-- Begin --
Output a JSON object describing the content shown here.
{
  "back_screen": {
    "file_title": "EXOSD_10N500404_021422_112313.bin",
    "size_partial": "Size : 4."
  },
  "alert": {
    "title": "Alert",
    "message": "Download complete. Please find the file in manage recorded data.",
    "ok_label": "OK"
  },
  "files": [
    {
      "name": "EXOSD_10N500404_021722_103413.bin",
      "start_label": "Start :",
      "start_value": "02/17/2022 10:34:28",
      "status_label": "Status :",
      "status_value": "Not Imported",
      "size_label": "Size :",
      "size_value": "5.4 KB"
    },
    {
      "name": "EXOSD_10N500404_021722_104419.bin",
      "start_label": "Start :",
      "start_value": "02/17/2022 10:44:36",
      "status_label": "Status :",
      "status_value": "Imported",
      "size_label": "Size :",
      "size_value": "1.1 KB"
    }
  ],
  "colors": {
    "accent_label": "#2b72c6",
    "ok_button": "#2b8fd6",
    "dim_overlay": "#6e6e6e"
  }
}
-- End --
Exercise: Quote every record above exactly.

Expected answer:
Output a JSON object describing the content shown here.
{
  "back_screen": {
    "file_title": "EXOSD_10N500404_021422_112313.bin",
    "size_partial": "Size : 4."
  },
  "alert": {
    "title": "Alert",
    "message": "Download complete. Please find the file in manage recorded data.",
    "ok_label": "OK"
  },
  "files": [
    {
      "name": "EXOSD_10N500404_021722_103413.bin",
      "start_label": "Start :",
      "start_value": "02/17/2022 10:34:28",
      "status_label": "Status :",
      "status_value": "Not Imported",
      "size_label": "Size :",
      "size_value": "5.4 KB"
    },
    {
      "name": "EXOSD_10N500404_021722_104419.bin",
      "start_label": "Start :",
      "start_value": "02/17/2022 10:44:36",
      "status_label": "Status :",
      "status_value": "Imported",
      "size_label": "Size :",
      "size_value": "1.1 KB"
    }
  ],
  "colors": {
    "accent_label": "#2b72c6",
    "ok_button": "#2b8fd6",
    "dim_overlay": "#6e6e6e"
  }
}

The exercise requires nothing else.